[Start Recorded data]
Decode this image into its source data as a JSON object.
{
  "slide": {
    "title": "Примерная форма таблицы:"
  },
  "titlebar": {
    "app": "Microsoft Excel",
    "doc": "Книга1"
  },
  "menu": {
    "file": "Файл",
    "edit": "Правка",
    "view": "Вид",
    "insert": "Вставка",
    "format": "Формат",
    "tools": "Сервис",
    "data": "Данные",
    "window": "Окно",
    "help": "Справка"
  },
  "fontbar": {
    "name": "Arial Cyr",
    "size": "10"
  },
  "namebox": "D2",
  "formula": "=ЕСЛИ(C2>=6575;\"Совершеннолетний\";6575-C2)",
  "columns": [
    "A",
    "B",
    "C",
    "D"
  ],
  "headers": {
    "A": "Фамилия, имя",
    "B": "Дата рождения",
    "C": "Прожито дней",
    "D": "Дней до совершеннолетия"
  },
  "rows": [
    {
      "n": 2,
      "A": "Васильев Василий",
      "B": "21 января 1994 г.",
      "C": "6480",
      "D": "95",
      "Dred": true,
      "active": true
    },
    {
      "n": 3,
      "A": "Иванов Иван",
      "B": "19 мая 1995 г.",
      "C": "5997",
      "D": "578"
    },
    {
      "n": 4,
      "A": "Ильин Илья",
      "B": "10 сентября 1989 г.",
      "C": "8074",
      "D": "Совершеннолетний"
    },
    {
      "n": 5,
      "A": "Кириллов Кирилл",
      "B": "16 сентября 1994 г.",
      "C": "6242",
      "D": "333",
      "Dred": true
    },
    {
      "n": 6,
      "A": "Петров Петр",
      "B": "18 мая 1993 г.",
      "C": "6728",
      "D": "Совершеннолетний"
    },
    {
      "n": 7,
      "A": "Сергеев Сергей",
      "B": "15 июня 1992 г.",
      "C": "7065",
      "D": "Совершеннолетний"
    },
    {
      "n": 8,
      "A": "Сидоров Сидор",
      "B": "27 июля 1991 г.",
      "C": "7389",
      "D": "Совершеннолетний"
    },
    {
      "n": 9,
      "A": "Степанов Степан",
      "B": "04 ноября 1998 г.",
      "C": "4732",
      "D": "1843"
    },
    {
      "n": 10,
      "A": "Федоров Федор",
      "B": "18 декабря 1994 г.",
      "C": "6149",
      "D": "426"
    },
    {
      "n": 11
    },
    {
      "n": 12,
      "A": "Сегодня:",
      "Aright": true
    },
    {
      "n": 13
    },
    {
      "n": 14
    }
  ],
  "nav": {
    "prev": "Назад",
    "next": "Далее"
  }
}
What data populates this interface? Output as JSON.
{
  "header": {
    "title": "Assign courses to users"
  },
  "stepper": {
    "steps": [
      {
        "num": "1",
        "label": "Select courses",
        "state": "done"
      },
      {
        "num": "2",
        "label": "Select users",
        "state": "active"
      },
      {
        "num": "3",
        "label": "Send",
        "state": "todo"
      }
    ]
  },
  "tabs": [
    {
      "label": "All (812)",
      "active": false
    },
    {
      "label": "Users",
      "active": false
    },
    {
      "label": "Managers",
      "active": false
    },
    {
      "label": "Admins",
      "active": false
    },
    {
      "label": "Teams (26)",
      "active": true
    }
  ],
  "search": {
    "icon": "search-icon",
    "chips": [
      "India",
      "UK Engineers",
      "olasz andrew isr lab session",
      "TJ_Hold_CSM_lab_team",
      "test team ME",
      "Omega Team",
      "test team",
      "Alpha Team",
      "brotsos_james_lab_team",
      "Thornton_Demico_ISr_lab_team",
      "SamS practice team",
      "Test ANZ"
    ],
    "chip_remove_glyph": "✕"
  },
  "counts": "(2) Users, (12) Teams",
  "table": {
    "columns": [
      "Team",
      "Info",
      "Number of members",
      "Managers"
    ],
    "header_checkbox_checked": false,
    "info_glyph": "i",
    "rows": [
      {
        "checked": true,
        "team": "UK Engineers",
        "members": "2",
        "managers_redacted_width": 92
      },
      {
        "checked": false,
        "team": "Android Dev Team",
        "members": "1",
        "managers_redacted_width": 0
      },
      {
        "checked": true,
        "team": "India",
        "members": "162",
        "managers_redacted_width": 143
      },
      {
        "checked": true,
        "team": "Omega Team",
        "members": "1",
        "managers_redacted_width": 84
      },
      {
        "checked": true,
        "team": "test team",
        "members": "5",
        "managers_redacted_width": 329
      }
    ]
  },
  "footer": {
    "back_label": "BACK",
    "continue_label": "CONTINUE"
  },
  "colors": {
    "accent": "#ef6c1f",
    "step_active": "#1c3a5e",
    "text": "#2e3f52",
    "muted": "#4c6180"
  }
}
[End Recorded data]
Reproduce the complete data exactly as presented above.

* Answer to the problem
Decode this image into its source data as a JSON object.
{
  "slide": {
    "title": "Примерная форма таблицы:"
  },
  "titlebar": {
    "app": "Microsoft Excel",
    "doc": "Книга1"
  },
  "menu": {
    "file": "Файл",
    "edit": "Правка",
    "view": "Вид",
    "insert": "Вставка",
    "format": "Формат",
    "tools": "Сервис",
    "data": "Данные",
    "window": "Окно",
    "help": "Справка"
  },
  "fontbar": {
    "name": "Arial Cyr",
    "size": "10"
  },
  "namebox": "D2",
  "formula": "=ЕСЛИ(C2>=6575;\"Совершеннолетний\";6575-C2)",
  "columns": [
    "A",
    "B",
    "C",
    "D"
  ],
  "headers": {
    "A": "Фамилия, имя",
    "B": "Дата рождения",
    "C": "Прожито дней",
    "D": "Дней до совершеннолетия"
  },
  "rows": [
    {
      "n": 2,
      "A": "Васильев Василий",
      "B": "21 января 1994 г.",
      "C": "6480",
      "D": "95",
      "Dred": true,
      "active": true
    },
    {
      "n": 3,
      "A": "Иванов Иван",
      "B": "19 мая 1995 г.",
      "C": "5997",
      "D": "578"
    },
    {
      "n": 4,
      "A": "Ильин Илья",
      "B": "10 сентября 1989 г.",
      "C": "8074",
      "D": "Совершеннолетний"
    },
    {
      "n": 5,
      "A": "Кириллов Кирилл",
      "B": "16 сентября 1994 г.",
      "C": "6242",
      "D": "333",
      "Dred": true
    },
    {
      "n": 6,
      "A": "Петров Петр",
      "B": "18 мая 1993 г.",
      "C": "6728",
      "D": "Совершеннолетний"
    },
    {
      "n": 7,
      "A": "Сергеев Сергей",
      "B": "15 июня 1992 г.",
      "C": "7065",
      "D": "Совершеннолетний"
    },
    {
      "n": 8,
      "A": "Сидоров Сидор",
      "B": "27 июля 1991 г.",
      "C": "7389",
      "D": "Совершеннолетний"
    },
    {
      "n": 9,
      "A": "Степанов Степан",
      "B": "04 ноября 1998 г.",
      "C": "4732",
      "D": "1843"
    },
    {
      "n": 10,
      "A": "Федоров Федор",
      "B": "18 декабря 1994 г.",
      "C": "6149",
      "D": "426"
    },
    {
      "n": 11
    },
    {
      "n": 12,
      "A": "Сегодня:",
      "Aright": true
    },
    {
      "n": 13
    },
    {
      "n": 14
    }
  ],
  "nav": {
    "prev": "Назад",
    "next": "Далее"
  }
}
What data populates this interface? Output as JSON.
{
  "header": {
    "title": "Assign courses to users"
  },
  "stepper": {
    "steps": [
      {
        "num": "1",
        "label": "Select courses",
        "state": "done"
      },
      {
        "num": "2",
        "label": "Select users",
        "state": "active"
      },
      {
        "num": "3",
        "label": "Send",
        "state": "todo"
      }
    ]
  },
  "tabs": [
    {
      "label": "All (812)",
      "active": false
    },
    {
      "label": "Users",
      "active": false
    },
    {
      "label": "Managers",
      "active": false
    },
    {
      "label": "Admins",
      "active": false
    },
    {
      "label": "Teams (26)",
      "active": true
    }
  ],
  "search": {
    "icon": "search-icon",
    "chips": [
      "India",
      "UK Engineers",
      "olasz andrew isr lab session",
      "TJ_Hold_CSM_lab_team",
      "test team ME",
      "Omega Team",
      "test team",
      "Alpha Team",
      "brotsos_james_lab_team",
      "Thornton_Demico_ISr_lab_team",
      "SamS practice team",
      "Test ANZ"
    ],
    "chip_remove_glyph": "✕"
  },
  "counts": "(2) Users, (12) Teams",
  "table": {
    "columns": [
      "Team",
      "Info",
      "Number of members",
      "Managers"
    ],
    "header_checkbox_checked": false,
    "info_glyph": "i",
    "rows": [
      {
        "checked": true,
        "team": "UK Engineers",
        "members": "2",
        "managers_redacted_width": 92
      },
      {
        "checked": false,
        "team": "Android Dev Team",
        "members": "1",
        "managers_redacted_width": 0
      },
      {
        "checked": true,
        "team": "India",
        "members": "162",
        "managers_redacted_width": 143
      },
      {
        "checked": true,
        "team": "Omega Team",
        "members": "1",
        "managers_redacted_width": 84
      },
      {
        "checked": true,
        "team": "test team",
        "members": "5",
        "managers_redacted_width": 329
      }
    ]
  },
  "footer": {
    "back_label": "BACK",
    "continue_label": "CONTINUE"
  },
  "colors": {
    "accent": "#ef6c1f",
    "step_active": "#1c3a5e",
    "text": "#2e3f52",
    "muted": "#4c6180"
  }
}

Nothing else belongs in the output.